### Extracted text
--- BEGIN ---

Architecture questions at year end: what to settle before 2015

A few questions about IT architecture worth asking yourself at the end of the year - not for a report, but so that 2015 starts without unnecessary baggage.

The end of the year is a convenient time for conversations about what works and what does not. Reports are written, budgets are approved or nearly so, teams are slightly calmer than usual. This is a good moment - not for a formal audit, but for a few honest questions about the technological foundation the company is carrying into the next year.

I am not proposing a large methodology. Just a few questions that, in my experience, are worth asking now.

What we built this year and what is actually being used

Most companies launch several IT initiatives during the year. That is normal. But by year end it is useful to answer honestly: of everything that was launched, what is genuinely being used? What has become a dusty shelf?

This is not a question of project success or failure - it is a question about how we make implementation decisions. If several systems over the year were deployed and did not take hold, that is a pattern worth understanding.

Which integrations have become bottlenecks

Systems do not exist in isolation. They exchange data, call each other, depend on each other. Over time these connections accumulate and become a source of fragility: one component goes down and pulls three others with it.

At year end it is useful to draw - or ask someone to draw - a map of the key integrations. Where are the most loaded points? Where is there no monitoring? Where has something regularly broken over the past year?

--- END ---

### Set tasks
1. Repeat the part of the year-end architecture article between "Most companies launch" and "a dusty shelf?", inclusive, word for word.
2. Reproduce the listing word for word, from its first line through the line holding "panel-title: f.e20.F2000.f09_f09.192.exp1.79.003 −", both included.

### Information given
--- BEGIN ---

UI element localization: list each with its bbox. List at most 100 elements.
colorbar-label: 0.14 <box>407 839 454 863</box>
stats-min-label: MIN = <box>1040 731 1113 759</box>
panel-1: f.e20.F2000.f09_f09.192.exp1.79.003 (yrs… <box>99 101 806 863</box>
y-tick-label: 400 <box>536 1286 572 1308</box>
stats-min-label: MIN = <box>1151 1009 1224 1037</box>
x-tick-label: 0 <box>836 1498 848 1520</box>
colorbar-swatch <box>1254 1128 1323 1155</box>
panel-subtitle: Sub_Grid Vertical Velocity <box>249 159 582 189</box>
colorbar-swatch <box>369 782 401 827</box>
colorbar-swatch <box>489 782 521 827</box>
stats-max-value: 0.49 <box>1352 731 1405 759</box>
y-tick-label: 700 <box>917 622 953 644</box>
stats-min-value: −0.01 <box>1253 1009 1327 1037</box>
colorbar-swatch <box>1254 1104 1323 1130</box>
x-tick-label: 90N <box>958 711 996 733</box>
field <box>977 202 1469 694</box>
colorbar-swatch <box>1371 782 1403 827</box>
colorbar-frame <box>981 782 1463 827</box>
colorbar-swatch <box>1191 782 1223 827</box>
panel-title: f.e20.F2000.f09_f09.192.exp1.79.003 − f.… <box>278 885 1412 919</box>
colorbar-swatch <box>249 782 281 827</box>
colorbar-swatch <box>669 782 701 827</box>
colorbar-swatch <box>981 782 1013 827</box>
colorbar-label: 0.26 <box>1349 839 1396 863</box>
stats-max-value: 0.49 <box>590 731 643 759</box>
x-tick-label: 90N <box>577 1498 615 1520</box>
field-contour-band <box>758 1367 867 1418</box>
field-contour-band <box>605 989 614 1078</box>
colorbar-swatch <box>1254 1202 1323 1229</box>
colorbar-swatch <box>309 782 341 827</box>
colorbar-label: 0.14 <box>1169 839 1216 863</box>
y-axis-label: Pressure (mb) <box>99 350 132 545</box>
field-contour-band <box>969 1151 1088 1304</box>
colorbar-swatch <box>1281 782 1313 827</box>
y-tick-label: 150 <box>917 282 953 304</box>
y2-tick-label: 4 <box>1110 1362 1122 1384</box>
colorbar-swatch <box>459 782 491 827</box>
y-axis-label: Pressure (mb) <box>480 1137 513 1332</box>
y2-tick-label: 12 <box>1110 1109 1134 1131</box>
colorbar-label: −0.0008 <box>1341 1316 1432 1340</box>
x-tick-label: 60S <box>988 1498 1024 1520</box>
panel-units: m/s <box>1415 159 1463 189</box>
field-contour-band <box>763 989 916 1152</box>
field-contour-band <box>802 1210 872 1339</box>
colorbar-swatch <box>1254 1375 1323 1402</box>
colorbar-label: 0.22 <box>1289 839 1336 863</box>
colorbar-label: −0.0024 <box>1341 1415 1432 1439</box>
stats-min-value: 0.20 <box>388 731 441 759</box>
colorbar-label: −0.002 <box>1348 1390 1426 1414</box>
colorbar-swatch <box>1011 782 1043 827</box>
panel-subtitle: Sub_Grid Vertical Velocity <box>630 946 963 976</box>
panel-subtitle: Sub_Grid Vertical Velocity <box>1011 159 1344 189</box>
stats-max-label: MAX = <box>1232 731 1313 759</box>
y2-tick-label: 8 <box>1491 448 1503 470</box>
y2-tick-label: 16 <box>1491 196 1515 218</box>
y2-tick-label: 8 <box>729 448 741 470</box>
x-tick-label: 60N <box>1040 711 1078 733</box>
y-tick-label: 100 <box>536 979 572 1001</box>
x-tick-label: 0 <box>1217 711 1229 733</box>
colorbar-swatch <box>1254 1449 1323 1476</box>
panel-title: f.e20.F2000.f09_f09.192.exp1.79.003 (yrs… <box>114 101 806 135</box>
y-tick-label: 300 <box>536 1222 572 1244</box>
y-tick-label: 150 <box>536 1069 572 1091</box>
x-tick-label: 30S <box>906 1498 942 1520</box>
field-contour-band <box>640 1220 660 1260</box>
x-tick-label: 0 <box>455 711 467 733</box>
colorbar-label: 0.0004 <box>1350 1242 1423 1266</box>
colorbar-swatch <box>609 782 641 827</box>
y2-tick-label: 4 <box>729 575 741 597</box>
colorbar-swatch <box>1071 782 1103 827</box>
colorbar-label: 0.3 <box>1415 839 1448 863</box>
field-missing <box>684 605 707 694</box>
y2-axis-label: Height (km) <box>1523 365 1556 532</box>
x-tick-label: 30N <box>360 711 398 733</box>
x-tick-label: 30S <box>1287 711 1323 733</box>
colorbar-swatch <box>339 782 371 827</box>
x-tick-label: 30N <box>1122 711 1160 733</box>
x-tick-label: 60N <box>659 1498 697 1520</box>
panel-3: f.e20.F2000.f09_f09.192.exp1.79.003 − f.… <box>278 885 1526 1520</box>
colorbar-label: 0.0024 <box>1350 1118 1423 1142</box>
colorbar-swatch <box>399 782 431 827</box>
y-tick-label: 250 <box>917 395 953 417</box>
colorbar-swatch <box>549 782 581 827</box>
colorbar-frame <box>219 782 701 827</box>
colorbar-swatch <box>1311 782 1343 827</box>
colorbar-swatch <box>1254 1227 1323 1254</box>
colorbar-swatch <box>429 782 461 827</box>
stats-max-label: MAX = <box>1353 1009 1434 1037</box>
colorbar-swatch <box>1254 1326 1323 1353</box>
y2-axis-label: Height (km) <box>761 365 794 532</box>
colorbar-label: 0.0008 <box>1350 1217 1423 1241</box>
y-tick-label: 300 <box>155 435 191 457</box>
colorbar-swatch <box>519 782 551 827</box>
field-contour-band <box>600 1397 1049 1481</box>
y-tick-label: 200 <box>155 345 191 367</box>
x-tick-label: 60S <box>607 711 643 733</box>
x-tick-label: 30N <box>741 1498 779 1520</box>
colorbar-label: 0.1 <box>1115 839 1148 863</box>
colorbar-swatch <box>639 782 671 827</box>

--- END ---

### Expected responses
1.
Most companies launch several IT initiatives during the year. That is normal. But by year end it is useful to answer honestly: of everything that was launched, what is genuinely being used? What has become a dusty shelf?

2.
UI element localization: list each with its bbox. List at most 100 elements.
colorbar-label: 0.14 <box>407 839 454 863</box>
stats-min-label: MIN = <box>1040 731 1113 759</box>
panel-1: f.e20.F2000.f09_f09.192.exp1.79.003 (yrs… <box>99 101 806 863</box>
y-tick-label: 400 <box>536 1286 572 1308</box>
stats-min-label: MIN = <box>1151 1009 1224 1037</box>
x-tick-label: 0 <box>836 1498 848 1520</box>
colorbar-swatch <box>1254 1128 1323 1155</box>
panel-subtitle: Sub_Grid Vertical Velocity <box>249 159 582 189</box>
colorbar-swatch <box>369 782 401 827</box>
colorbar-swatch <box>489 782 521 827</box>
stats-max-value: 0.49 <box>1352 731 1405 759</box>
y-tick-label: 700 <box>917 622 953 644</box>
stats-min-value: −0.01 <box>1253 1009 1327 1037</box>
colorbar-swatch <box>1254 1104 1323 1130</box>
x-tick-label: 90N <box>958 711 996 733</box>
field <box>977 202 1469 694</box>
colorbar-swatch <box>1371 782 1403 827</box>
colorbar-frame <box>981 782 1463 827</box>
colorbar-swatch <box>1191 782 1223 827</box>
panel-title: f.e20.F2000.f09_f09.192.exp1.79.003 − f.… <box>278 885 1412 919</box>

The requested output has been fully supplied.